__Brief__. Where the data below has the string "from", return the whole line.

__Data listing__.
::::::
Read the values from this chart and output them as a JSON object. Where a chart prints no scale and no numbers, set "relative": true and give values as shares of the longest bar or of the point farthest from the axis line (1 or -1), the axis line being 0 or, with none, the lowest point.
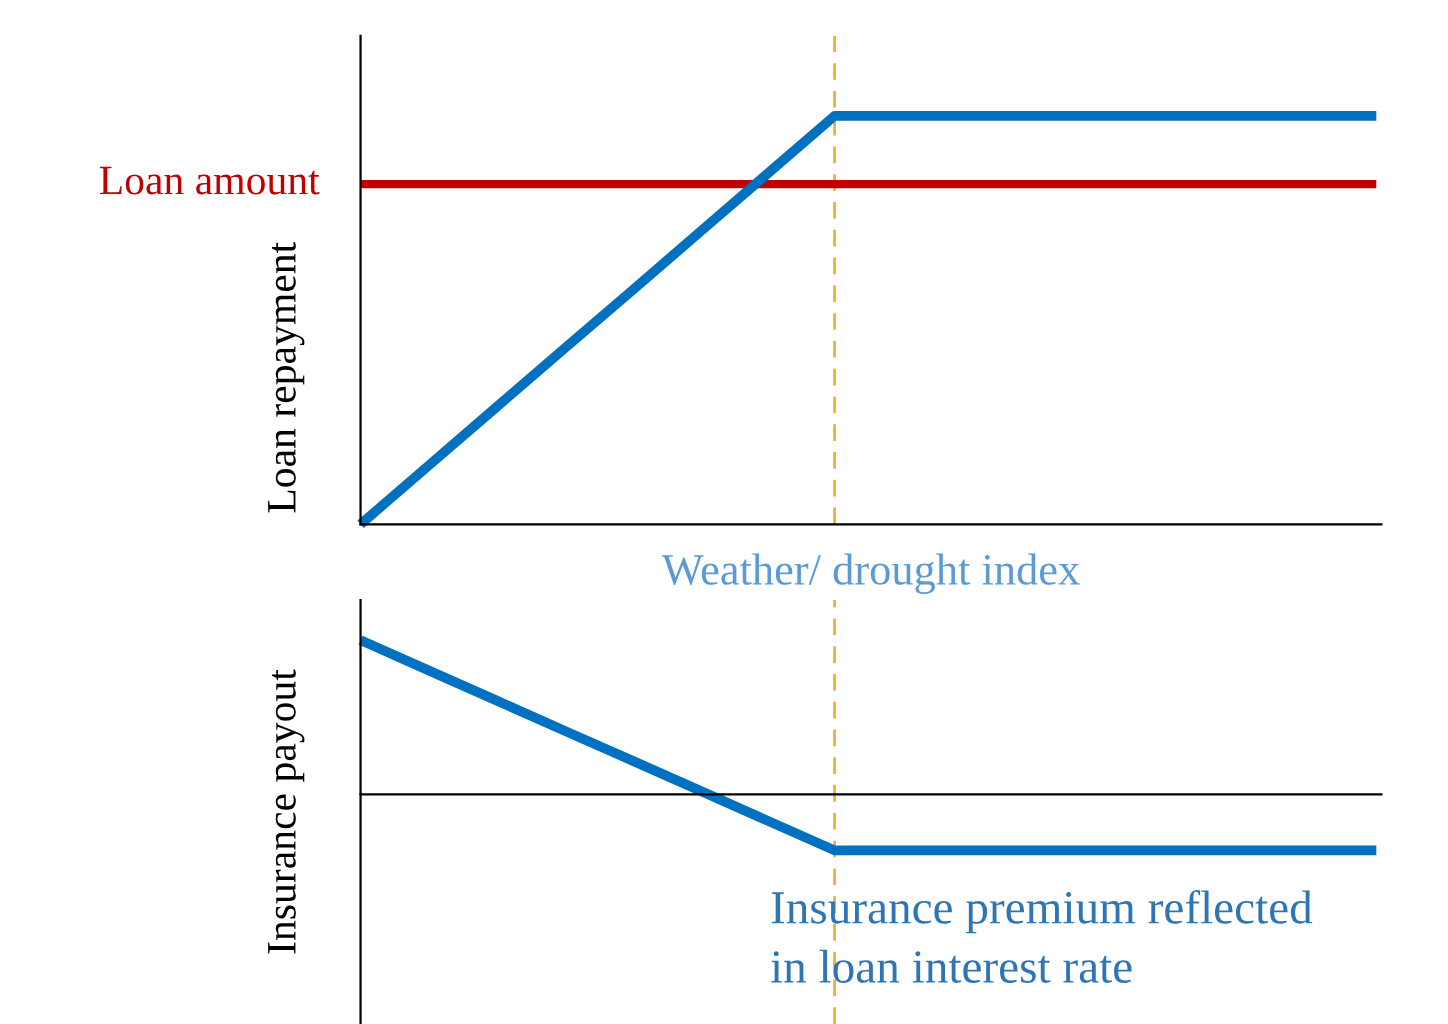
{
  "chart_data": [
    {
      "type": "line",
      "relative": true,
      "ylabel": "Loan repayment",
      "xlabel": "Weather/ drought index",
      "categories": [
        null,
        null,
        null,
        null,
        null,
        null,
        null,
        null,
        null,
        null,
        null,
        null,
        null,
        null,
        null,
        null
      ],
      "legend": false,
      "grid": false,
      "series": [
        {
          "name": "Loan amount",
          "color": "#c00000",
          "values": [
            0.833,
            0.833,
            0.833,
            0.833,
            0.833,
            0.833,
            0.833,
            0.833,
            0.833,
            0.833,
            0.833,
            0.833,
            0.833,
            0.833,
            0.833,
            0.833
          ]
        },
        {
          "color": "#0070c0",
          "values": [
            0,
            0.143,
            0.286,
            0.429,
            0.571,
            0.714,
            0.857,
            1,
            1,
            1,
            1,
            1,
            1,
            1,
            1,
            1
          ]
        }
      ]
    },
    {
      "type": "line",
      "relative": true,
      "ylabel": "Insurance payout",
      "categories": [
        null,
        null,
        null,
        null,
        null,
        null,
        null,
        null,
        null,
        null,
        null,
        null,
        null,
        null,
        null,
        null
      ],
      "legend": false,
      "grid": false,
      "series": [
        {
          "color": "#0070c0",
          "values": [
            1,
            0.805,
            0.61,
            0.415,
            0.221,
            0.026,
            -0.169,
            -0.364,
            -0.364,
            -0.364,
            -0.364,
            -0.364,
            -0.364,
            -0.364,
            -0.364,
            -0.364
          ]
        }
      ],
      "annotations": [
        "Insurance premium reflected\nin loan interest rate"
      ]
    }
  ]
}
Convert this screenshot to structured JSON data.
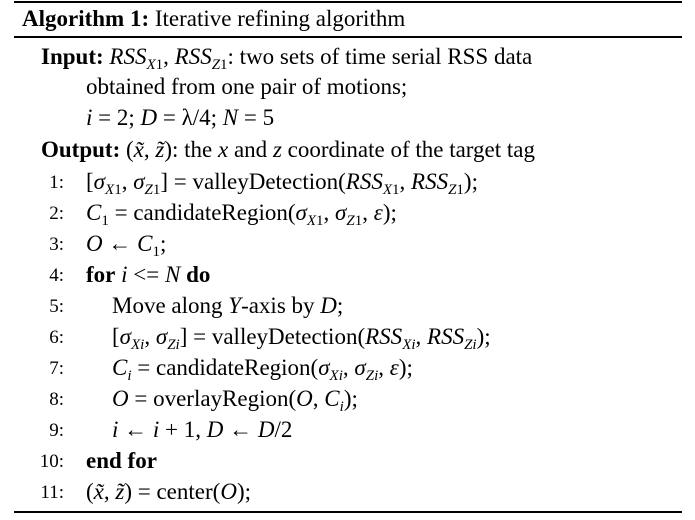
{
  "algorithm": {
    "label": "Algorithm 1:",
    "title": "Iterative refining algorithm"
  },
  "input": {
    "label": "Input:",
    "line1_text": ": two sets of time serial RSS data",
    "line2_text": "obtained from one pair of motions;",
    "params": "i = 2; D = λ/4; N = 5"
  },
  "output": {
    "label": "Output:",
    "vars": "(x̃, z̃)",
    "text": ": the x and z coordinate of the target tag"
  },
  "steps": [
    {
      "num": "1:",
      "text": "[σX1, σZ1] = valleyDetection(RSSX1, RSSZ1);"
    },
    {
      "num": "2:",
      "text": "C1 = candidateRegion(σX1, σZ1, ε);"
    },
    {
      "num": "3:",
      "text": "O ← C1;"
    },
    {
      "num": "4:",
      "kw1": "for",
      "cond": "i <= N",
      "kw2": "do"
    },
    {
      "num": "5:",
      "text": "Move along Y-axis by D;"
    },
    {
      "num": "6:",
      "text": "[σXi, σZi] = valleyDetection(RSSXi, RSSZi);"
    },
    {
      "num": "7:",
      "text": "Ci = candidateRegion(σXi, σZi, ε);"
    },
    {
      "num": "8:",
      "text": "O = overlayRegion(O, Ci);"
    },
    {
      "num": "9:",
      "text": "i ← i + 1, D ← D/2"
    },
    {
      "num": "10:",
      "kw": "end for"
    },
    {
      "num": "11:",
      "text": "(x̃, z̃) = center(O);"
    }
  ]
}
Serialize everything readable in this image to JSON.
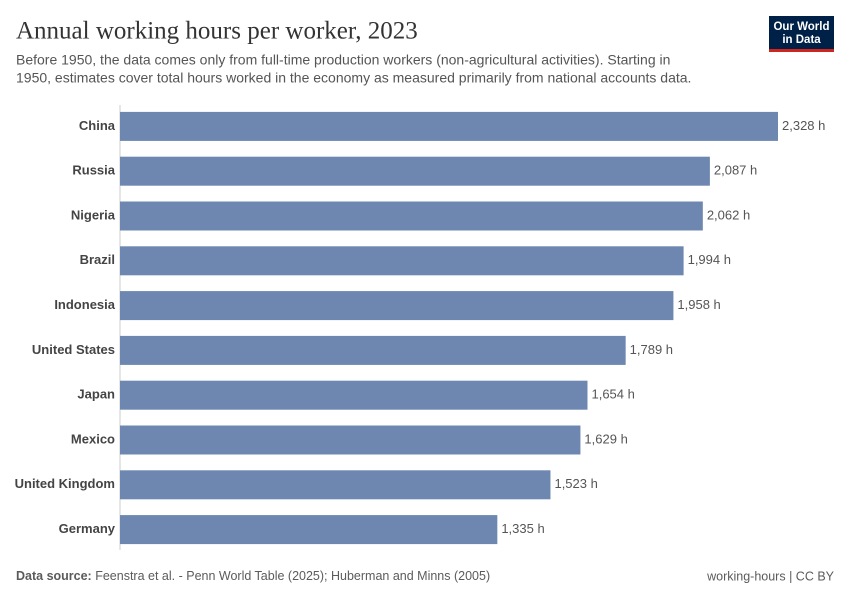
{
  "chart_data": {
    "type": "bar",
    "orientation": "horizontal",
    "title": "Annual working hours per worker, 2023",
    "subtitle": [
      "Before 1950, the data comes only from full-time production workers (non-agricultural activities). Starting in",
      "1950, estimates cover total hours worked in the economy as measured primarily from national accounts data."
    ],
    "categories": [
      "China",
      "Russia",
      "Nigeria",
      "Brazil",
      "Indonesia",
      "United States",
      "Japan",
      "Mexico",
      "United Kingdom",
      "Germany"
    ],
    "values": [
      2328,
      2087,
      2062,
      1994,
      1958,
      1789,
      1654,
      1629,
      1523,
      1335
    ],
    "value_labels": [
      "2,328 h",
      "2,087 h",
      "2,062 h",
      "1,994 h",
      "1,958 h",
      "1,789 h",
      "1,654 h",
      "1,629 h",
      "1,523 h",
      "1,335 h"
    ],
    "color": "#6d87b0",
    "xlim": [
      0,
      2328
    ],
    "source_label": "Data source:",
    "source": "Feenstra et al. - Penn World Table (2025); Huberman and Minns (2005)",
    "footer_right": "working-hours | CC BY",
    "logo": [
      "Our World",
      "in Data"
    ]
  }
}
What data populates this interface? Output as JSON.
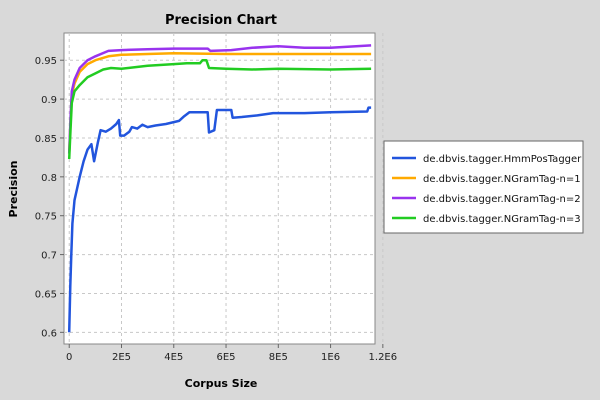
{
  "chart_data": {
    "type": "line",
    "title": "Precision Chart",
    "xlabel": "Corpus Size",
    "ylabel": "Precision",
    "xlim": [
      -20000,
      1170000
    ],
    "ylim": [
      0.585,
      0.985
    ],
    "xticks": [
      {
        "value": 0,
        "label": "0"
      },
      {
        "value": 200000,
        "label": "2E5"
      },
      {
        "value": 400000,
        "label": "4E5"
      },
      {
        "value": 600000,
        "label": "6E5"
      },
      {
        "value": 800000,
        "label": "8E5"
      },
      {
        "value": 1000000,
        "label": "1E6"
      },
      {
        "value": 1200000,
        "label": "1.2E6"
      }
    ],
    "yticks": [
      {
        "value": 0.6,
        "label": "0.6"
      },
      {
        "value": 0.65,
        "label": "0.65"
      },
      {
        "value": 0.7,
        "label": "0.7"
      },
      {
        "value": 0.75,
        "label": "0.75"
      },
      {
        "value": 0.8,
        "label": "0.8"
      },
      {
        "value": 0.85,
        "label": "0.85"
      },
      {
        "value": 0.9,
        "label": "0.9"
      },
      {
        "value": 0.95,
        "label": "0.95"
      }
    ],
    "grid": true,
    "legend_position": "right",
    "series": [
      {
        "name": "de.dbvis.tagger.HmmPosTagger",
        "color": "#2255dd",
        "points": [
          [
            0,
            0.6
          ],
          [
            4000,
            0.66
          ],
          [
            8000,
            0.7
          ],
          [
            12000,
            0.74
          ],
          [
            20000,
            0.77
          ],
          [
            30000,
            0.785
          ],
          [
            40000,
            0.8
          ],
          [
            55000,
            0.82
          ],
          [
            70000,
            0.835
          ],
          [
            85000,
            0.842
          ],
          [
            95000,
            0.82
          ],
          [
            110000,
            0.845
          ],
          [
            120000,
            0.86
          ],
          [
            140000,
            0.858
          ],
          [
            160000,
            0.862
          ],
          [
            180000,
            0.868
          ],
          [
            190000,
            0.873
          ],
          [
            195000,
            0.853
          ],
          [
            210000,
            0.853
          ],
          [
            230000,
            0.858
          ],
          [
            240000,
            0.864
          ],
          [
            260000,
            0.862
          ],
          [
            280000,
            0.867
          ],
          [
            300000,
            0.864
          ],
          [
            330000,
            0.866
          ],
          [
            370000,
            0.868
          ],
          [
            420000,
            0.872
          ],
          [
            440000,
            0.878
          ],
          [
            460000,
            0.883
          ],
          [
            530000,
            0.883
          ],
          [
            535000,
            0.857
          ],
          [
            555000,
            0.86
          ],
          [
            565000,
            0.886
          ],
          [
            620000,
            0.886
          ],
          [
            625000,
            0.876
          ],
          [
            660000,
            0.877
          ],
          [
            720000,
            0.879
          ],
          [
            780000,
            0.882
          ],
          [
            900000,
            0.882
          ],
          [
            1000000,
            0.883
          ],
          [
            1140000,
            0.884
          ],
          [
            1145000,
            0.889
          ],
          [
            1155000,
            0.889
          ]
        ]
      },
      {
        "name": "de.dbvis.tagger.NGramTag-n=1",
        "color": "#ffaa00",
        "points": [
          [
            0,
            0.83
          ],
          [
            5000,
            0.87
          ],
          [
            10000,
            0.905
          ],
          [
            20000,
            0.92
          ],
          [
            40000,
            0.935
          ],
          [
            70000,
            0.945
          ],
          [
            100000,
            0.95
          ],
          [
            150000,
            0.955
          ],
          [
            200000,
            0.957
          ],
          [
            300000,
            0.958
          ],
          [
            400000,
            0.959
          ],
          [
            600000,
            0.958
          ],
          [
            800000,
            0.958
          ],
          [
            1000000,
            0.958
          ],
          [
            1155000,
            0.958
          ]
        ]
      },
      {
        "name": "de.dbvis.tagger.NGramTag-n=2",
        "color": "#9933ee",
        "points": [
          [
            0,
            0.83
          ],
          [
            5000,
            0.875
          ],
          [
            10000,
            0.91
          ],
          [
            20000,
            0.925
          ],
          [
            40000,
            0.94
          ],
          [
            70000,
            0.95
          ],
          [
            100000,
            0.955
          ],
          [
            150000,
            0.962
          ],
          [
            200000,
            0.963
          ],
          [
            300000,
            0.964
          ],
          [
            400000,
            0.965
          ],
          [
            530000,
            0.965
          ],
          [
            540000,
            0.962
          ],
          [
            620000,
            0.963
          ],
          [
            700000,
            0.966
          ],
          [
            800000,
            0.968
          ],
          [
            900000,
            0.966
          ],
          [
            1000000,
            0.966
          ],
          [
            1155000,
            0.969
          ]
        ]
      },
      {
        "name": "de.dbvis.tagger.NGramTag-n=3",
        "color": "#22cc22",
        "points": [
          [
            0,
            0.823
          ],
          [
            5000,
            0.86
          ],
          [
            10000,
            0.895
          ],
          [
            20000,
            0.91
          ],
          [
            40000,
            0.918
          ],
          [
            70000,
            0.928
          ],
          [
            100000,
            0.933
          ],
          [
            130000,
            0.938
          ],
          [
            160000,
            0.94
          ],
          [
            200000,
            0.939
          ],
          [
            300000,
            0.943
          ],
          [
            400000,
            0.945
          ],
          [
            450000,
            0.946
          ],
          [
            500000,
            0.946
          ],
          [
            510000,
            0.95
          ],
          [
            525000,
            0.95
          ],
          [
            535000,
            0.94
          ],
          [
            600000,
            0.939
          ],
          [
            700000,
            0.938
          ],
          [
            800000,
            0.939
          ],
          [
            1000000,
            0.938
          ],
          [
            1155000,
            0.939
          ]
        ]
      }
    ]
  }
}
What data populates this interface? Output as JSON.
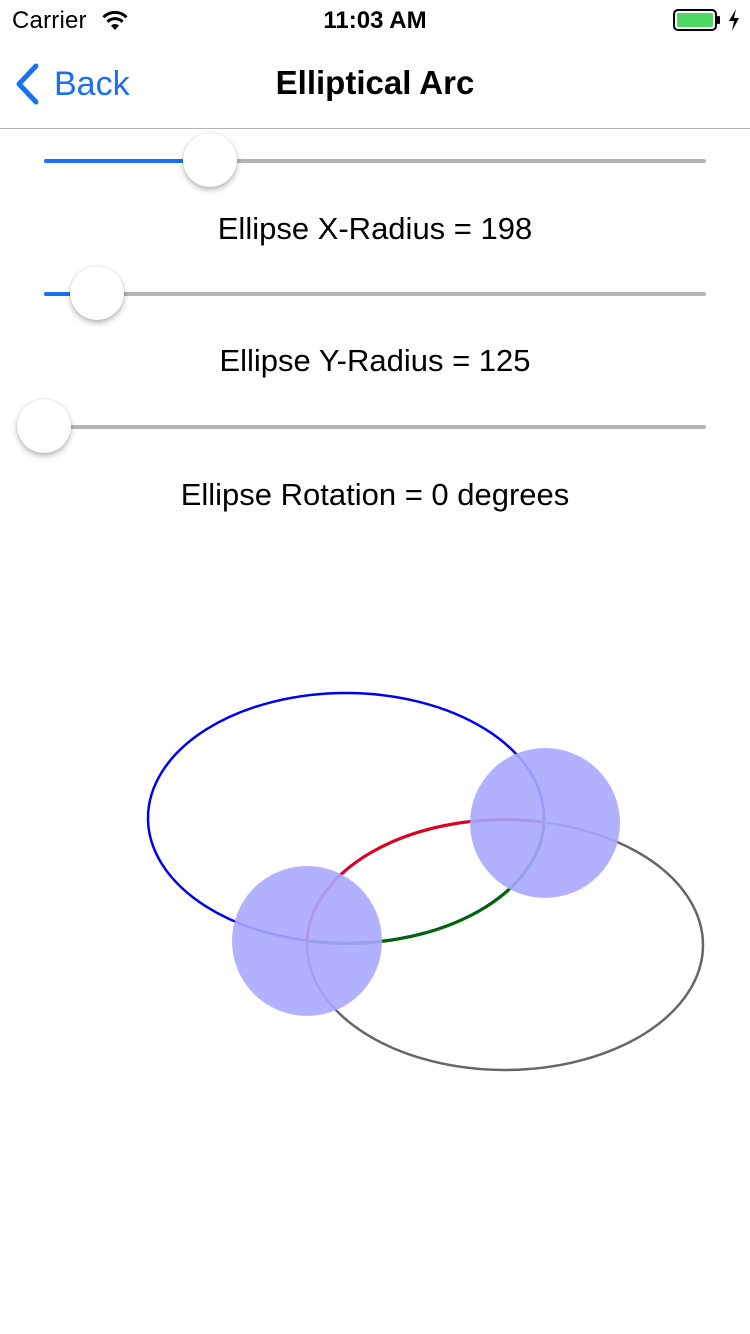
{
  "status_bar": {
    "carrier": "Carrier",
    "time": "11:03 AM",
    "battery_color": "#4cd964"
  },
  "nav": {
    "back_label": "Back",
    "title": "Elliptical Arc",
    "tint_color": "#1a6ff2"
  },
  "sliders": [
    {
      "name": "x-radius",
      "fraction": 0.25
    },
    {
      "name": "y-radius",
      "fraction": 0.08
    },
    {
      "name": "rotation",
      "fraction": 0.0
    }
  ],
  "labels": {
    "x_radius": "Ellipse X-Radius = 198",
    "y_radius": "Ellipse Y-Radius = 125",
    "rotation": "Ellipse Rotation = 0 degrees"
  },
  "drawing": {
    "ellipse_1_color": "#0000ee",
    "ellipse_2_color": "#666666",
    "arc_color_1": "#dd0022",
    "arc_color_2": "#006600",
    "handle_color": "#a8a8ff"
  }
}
::::::
__Task solution__.
Read the values from this chart and output them as a JSON object. Where a chart prints no scale and no numbers, set "relative": true and give values as shares of the longest bar or of the point farthest from the axis line (1 or -1), the axis line being 0 or, with none, the lowest point.
    "line2_text": "obtained from one pair of motions;",
      "Before 1950, the data comes only from full-time production workers (non-agricultural activities). Starting in",
      "1950, estimates cover total hours worked in the economy as measured primarily from national accounts data."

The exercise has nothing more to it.